++++ Data for the task ++++

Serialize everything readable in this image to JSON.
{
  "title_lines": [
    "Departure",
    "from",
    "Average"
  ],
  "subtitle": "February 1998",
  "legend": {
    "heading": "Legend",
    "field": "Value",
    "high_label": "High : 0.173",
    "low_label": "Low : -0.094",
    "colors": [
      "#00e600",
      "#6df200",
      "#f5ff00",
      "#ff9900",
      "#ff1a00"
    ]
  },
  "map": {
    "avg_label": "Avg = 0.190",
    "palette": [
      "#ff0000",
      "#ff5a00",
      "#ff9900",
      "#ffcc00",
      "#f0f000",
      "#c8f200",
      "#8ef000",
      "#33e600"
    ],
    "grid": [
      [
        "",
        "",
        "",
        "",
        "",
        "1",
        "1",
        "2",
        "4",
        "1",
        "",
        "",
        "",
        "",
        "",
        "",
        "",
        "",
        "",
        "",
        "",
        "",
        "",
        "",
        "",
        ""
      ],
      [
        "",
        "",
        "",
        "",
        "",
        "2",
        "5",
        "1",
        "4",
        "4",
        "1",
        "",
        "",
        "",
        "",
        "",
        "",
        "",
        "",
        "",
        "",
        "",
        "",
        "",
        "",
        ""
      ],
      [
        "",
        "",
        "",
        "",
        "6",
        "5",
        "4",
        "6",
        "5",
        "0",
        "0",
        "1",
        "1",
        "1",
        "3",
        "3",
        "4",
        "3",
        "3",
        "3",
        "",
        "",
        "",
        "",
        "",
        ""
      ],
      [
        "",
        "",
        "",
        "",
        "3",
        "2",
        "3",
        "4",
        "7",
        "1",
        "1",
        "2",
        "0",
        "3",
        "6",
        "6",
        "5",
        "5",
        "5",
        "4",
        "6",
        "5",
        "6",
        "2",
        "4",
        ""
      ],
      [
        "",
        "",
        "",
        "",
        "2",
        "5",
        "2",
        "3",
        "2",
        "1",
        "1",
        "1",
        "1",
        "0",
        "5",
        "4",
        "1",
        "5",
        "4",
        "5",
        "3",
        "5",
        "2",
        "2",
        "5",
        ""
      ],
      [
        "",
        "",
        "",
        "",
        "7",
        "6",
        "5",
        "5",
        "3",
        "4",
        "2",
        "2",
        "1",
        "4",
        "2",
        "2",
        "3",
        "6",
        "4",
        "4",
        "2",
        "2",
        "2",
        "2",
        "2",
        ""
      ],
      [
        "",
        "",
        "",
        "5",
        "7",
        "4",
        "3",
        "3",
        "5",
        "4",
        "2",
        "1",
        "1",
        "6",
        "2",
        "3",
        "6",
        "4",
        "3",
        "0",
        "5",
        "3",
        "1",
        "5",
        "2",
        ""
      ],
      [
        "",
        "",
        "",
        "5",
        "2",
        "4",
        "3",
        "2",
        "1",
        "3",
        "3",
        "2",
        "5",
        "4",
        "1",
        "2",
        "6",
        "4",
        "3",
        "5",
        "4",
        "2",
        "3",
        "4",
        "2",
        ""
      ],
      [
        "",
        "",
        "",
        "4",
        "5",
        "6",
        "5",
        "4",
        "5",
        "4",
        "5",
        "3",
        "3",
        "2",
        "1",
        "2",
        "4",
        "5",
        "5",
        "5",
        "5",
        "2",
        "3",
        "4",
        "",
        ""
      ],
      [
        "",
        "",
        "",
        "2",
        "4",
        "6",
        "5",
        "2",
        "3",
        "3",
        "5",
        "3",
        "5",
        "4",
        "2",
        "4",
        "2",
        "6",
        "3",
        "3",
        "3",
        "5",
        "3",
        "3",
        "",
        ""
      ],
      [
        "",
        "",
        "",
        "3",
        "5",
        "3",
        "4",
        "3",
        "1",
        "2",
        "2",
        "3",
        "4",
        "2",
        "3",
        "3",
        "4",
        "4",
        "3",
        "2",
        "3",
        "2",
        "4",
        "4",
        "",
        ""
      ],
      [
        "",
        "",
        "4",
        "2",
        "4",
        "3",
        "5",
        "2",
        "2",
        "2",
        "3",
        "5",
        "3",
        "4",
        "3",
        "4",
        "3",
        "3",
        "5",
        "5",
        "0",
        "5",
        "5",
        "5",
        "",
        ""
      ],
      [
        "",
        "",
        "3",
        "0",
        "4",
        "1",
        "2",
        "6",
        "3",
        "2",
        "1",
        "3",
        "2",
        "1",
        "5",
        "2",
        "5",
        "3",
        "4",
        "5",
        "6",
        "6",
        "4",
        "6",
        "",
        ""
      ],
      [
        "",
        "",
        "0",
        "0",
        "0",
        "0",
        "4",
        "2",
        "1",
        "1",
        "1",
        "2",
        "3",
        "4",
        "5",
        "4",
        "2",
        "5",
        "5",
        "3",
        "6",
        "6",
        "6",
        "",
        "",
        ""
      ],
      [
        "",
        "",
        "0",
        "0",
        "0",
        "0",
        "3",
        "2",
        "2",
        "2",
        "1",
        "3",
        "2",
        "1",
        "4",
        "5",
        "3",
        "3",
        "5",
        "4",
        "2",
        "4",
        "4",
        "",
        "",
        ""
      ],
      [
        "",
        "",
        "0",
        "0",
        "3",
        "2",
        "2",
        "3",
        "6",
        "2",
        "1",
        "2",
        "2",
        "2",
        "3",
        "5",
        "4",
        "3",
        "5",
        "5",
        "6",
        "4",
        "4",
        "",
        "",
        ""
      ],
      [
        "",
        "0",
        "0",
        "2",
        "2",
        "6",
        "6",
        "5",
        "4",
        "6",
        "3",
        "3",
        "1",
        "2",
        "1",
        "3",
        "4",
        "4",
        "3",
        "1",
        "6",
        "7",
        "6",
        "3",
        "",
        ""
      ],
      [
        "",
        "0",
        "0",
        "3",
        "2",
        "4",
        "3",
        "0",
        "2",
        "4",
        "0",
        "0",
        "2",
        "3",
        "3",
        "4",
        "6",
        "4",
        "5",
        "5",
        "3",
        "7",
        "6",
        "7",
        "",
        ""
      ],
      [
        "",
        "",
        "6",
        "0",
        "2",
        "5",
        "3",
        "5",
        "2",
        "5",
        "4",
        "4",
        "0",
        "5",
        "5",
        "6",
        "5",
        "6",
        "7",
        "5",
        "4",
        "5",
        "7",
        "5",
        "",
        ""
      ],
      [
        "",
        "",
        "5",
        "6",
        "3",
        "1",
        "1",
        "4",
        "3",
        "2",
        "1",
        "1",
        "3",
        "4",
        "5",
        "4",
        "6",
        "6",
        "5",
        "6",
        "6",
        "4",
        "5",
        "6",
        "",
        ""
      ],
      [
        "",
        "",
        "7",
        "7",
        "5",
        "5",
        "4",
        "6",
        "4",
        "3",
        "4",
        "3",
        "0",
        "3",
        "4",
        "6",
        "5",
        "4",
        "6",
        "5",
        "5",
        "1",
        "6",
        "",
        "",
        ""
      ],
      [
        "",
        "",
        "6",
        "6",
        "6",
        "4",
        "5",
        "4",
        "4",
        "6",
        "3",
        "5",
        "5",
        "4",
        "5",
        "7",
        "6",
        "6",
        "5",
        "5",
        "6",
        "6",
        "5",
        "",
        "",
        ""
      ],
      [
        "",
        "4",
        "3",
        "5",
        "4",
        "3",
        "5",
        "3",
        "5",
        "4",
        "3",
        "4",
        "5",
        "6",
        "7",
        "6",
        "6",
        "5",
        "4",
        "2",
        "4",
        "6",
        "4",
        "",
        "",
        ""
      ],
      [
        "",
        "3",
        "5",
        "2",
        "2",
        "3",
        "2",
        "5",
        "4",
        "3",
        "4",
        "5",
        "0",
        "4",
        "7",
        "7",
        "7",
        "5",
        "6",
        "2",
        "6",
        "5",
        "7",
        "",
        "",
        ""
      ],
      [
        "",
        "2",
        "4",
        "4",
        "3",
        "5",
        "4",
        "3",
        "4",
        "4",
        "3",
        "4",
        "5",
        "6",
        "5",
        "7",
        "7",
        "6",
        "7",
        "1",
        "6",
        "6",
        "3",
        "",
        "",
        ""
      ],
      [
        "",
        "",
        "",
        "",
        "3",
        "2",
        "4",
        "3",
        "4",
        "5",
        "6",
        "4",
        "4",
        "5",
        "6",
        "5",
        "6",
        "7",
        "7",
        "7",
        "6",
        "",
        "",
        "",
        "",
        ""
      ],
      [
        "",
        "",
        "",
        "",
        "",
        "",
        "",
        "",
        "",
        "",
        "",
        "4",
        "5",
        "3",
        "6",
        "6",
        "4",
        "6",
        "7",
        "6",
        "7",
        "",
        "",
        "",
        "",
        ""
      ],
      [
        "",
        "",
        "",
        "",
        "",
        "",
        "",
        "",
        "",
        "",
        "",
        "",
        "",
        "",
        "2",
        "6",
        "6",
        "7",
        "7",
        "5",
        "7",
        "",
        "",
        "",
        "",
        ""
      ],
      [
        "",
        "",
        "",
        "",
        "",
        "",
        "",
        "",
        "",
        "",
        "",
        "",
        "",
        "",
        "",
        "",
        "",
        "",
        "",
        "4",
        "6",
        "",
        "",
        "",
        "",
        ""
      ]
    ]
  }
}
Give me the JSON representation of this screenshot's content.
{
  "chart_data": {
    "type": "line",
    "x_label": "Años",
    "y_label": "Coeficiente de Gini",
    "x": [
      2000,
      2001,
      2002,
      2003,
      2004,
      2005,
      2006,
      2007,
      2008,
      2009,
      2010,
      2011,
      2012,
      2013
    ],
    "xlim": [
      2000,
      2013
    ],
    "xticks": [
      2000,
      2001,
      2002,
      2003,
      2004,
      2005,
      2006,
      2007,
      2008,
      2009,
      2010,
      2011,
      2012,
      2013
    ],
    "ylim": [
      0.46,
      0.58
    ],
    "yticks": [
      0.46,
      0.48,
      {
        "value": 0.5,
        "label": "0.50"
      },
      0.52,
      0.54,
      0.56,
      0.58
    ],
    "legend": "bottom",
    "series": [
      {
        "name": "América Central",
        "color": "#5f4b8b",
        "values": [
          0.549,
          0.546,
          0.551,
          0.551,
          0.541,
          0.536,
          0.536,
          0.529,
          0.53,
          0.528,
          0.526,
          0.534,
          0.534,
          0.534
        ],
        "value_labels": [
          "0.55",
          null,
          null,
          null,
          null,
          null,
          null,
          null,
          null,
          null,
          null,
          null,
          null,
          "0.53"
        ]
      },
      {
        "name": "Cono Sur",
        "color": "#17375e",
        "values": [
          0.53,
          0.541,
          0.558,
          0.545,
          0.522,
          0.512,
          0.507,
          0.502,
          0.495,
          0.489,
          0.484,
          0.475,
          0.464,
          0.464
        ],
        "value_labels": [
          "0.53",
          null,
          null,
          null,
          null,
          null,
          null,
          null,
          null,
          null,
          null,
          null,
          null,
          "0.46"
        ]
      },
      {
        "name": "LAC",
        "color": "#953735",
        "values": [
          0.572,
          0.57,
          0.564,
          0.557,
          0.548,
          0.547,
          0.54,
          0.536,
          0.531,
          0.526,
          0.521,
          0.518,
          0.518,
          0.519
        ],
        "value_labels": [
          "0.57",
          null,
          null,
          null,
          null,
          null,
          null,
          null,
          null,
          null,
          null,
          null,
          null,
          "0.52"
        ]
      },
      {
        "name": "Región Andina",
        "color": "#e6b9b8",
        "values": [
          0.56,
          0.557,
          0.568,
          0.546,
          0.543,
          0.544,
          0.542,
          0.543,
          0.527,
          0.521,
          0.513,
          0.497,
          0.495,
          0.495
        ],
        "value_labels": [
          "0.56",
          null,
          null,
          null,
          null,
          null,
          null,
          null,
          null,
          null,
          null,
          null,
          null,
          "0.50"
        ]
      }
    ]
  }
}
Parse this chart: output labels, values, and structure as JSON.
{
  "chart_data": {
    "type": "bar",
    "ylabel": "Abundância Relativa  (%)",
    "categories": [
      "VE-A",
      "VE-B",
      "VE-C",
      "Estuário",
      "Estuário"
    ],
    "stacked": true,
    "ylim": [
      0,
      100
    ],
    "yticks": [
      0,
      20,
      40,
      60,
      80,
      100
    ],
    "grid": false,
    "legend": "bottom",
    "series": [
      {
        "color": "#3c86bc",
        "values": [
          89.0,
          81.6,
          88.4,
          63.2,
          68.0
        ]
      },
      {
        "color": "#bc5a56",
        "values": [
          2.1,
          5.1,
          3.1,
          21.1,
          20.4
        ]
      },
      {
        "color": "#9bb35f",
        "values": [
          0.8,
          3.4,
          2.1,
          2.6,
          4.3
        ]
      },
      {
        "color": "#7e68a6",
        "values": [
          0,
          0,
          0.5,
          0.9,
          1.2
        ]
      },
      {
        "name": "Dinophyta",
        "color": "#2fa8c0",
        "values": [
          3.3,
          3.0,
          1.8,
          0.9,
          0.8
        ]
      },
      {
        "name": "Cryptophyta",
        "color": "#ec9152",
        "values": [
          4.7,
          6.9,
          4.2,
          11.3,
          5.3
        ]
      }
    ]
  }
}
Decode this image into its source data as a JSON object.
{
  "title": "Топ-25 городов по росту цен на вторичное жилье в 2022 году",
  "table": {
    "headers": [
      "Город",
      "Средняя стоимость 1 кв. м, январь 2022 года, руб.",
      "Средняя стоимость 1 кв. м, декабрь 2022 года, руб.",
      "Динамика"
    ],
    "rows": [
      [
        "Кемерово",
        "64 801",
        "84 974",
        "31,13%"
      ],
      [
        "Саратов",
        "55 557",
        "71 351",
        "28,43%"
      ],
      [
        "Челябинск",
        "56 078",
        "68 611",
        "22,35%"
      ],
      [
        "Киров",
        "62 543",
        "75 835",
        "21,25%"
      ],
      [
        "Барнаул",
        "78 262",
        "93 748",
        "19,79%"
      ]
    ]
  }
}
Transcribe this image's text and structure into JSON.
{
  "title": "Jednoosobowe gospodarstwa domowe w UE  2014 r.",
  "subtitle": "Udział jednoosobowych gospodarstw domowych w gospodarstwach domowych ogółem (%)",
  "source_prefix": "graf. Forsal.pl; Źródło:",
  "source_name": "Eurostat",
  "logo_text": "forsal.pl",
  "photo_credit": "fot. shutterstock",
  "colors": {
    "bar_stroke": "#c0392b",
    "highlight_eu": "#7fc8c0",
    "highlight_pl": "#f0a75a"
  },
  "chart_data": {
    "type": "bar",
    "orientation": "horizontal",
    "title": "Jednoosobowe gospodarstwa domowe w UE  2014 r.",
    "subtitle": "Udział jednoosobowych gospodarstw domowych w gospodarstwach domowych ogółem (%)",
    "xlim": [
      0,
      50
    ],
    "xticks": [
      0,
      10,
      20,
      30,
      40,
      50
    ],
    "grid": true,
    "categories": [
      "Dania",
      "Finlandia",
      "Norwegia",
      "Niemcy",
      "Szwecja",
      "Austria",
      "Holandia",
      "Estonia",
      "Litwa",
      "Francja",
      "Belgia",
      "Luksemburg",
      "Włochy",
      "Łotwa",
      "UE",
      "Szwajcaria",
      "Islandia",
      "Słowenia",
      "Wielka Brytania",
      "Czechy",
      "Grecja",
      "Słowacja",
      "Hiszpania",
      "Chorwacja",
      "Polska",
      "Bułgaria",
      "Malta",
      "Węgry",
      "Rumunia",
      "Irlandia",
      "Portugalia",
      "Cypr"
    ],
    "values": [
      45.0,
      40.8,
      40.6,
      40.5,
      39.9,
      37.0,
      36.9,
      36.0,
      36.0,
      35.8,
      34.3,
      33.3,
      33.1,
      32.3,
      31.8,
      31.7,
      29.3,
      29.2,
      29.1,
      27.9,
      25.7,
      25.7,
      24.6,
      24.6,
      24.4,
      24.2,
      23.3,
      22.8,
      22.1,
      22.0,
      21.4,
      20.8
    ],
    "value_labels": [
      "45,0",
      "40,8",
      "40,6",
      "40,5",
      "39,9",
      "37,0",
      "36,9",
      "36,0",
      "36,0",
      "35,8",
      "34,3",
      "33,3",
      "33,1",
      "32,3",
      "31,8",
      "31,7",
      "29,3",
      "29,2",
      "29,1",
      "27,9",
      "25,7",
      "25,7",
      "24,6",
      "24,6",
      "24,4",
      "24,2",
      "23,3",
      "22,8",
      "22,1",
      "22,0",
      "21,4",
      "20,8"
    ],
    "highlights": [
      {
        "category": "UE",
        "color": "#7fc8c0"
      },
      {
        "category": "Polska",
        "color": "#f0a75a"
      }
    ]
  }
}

++++

Search the records for the string "structure" and return every line in which it occurs.

Parse this chart: output labels, values, and structure as JSON.
Transcribe this image's text and structure into JSON.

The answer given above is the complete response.